Directions => Keep the pictures out of the copy and print all the entries below exactly.

++++++

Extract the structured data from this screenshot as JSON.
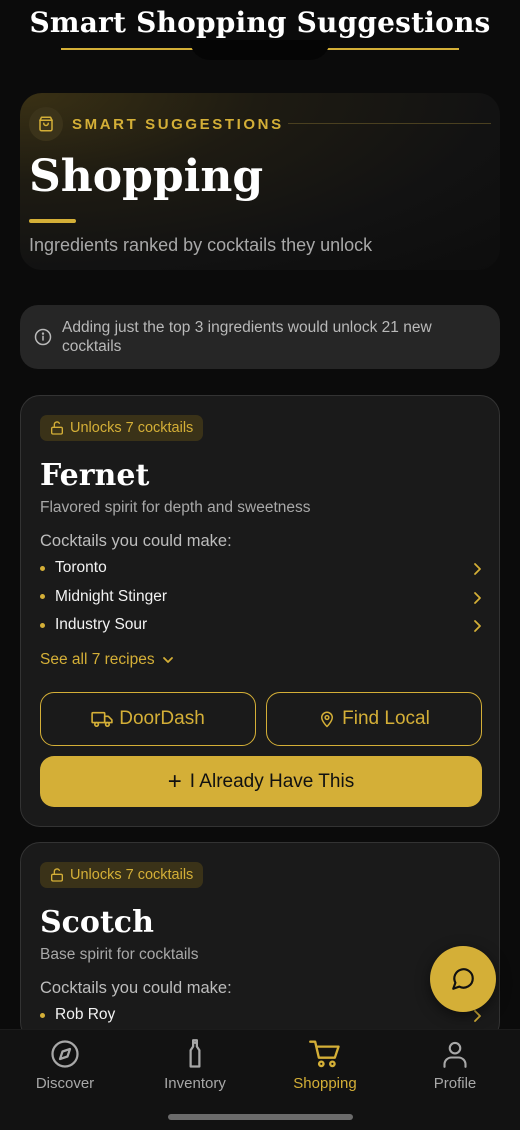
{
  "header": {
    "title": "Smart Shopping Suggestions"
  },
  "hero": {
    "eyebrow": "SMART SUGGESTIONS",
    "title": "Shopping",
    "subtitle": "Ingredients ranked by cocktails they unlock",
    "icon": "shopping-bag-icon"
  },
  "info_banner": {
    "text": "Adding just the top 3 ingredients would unlock 21 new cocktails",
    "icon": "info-icon"
  },
  "cards": [
    {
      "badge": "Unlocks 7 cocktails",
      "name": "Fernet",
      "description": "Flavored spirit for depth and sweetness",
      "could_label": "Cocktails you could make:",
      "recipes": [
        "Toronto",
        "Midnight Stinger",
        "Industry Sour"
      ],
      "see_all": "See all 7 recipes",
      "doordash_label": "DoorDash",
      "find_local_label": "Find Local",
      "have_label": "I Already Have This"
    },
    {
      "badge": "Unlocks 7 cocktails",
      "name": "Scotch",
      "description": "Base spirit for cocktails",
      "could_label": "Cocktails you could make:",
      "recipes": [
        "Rob Roy"
      ]
    }
  ],
  "fab": {
    "icon": "chat-bubble-icon"
  },
  "tabbar": {
    "items": [
      {
        "label": "Discover",
        "icon": "compass-icon"
      },
      {
        "label": "Inventory",
        "icon": "bottle-icon"
      },
      {
        "label": "Shopping",
        "icon": "cart-icon",
        "active": true
      },
      {
        "label": "Profile",
        "icon": "user-icon"
      }
    ]
  },
  "colors": {
    "accent": "#d4af37",
    "background": "#0b0b0b",
    "card": "#1a1a1a"
  }
}
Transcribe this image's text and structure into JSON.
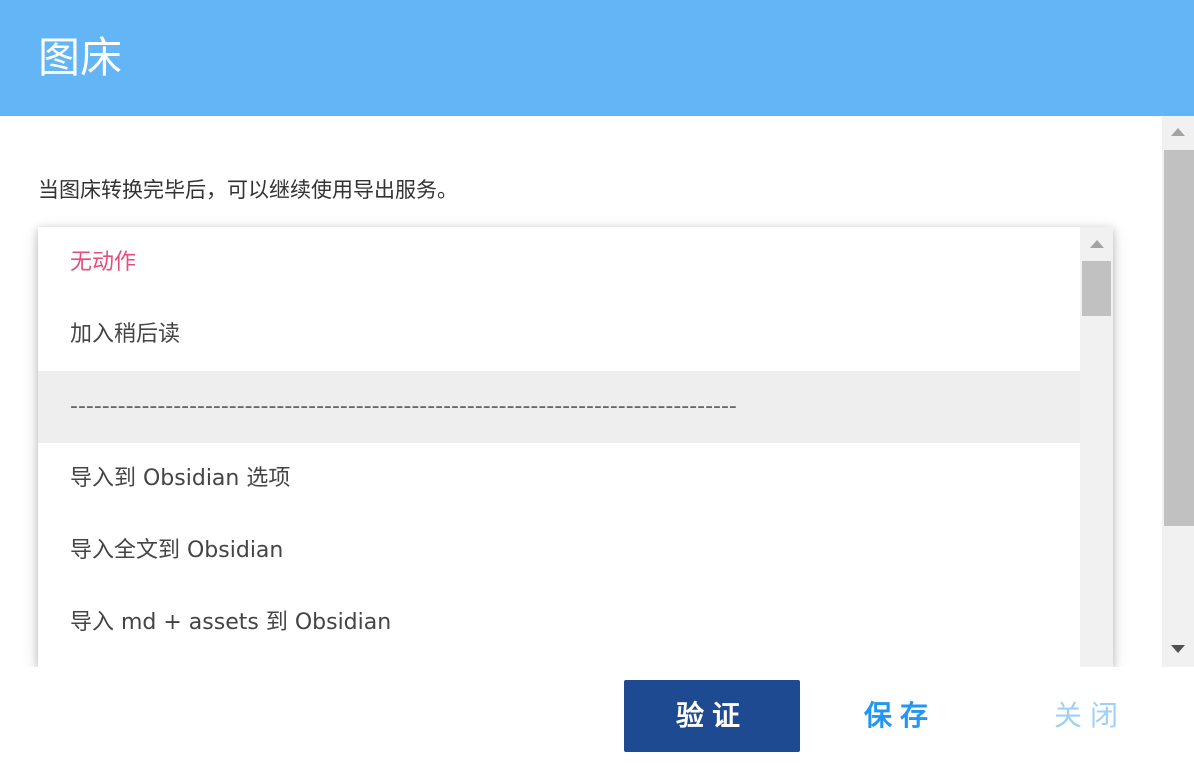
{
  "dialog": {
    "title": "图床"
  },
  "content": {
    "description": "当图床转换完毕后，可以继续使用导出服务。"
  },
  "dropdown": {
    "options": [
      {
        "label": "无动作",
        "state": "selected"
      },
      {
        "label": "加入稍后读",
        "state": "normal"
      },
      {
        "label": "------------------------------------------------------------------------------------",
        "state": "highlighted"
      },
      {
        "label": "导入到 Obsidian 选项",
        "state": "normal"
      },
      {
        "label": "导入全文到 Obsidian",
        "state": "normal"
      },
      {
        "label": "导入 md + assets 到 Obsidian",
        "state": "normal"
      }
    ]
  },
  "buttons": {
    "verify": "验证",
    "save": "保存",
    "close": "关闭"
  },
  "colors": {
    "header_bg": "#64b5f6",
    "selected_option": "#e84c7d",
    "verify_bg": "#1e4a91",
    "save_text": "#2196f3",
    "close_text": "#9fd0f7"
  }
}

++++++

Task result =>
Extract the structured data from this screenshot as JSON.
{
  "header": {
    "title": "Smart Shopping Suggestions"
  },
  "hero": {
    "eyebrow": "SMART SUGGESTIONS",
    "title": "Shopping",
    "subtitle": "Ingredients ranked by cocktails they unlock",
    "icon": "shopping-bag-icon"
  },
  "info_banner": {
    "text": "Adding just the top 3 ingredients would unlock 21 new cocktails",
    "icon": "info-icon"
  },
  "cards": [
    {
      "badge": "Unlocks 7 cocktails",
      "name": "Fernet",
      "description": "Flavored spirit for depth and sweetness",
      "could_label": "Cocktails you could make:",
      "recipes": [
        "Toronto",
        "Midnight Stinger",
        "Industry Sour"
      ],
      "see_all": "See all 7 recipes",
      "doordash_label": "DoorDash",
      "find_local_label": "Find Local",
      "have_label": "I Already Have This"
    },
    {
      "badge": "Unlocks 7 cocktails",
      "name": "Scotch",
      "description": "Base spirit for cocktails",
      "could_label": "Cocktails you could make:",
      "recipes": [
        "Rob Roy"
      ]
    }
  ],
  "fab": {
    "icon": "chat-bubble-icon"
  },
  "tabbar": {
    "items": [
      {
        "label": "Discover",
        "icon": "compass-icon"
      },
      {
        "label": "Inventory",
        "icon": "bottle-icon"
      },
      {
        "label": "Shopping",
        "icon": "cart-icon",
        "active": true
      },
      {
        "label": "Profile",
        "icon": "user-icon"
      }
    ]
  },
  "colors": {
    "accent": "#d4af37",
    "background": "#0b0b0b",
    "card": "#1a1a1a"
  }
}
Transcribe this image's text and structure into JSON.
{
  "dialog": {
    "title": "图床"
  },
  "content": {
    "description": "当图床转换完毕后，可以继续使用导出服务。"
  },
  "dropdown": {
    "options": [
      {
        "label": "无动作",
        "state": "selected"
      },
      {
        "label": "加入稍后读",
        "state": "normal"
      },
      {
        "label": "------------------------------------------------------------------------------------",
        "state": "highlighted"
      },
      {
        "label": "导入到 Obsidian 选项",
        "state": "normal"
      },
      {
        "label": "导入全文到 Obsidian",
        "state": "normal"
      },
      {
        "label": "导入 md + assets 到 Obsidian",
        "state": "normal"
      }
    ]
  },
  "buttons": {
    "verify": "验证",
    "save": "保存",
    "close": "关闭"
  },
  "colors": {
    "header_bg": "#64b5f6",
    "selected_option": "#e84c7d",
    "verify_bg": "#1e4a91",
    "save_text": "#2196f3",
    "close_text": "#9fd0f7"
  }
}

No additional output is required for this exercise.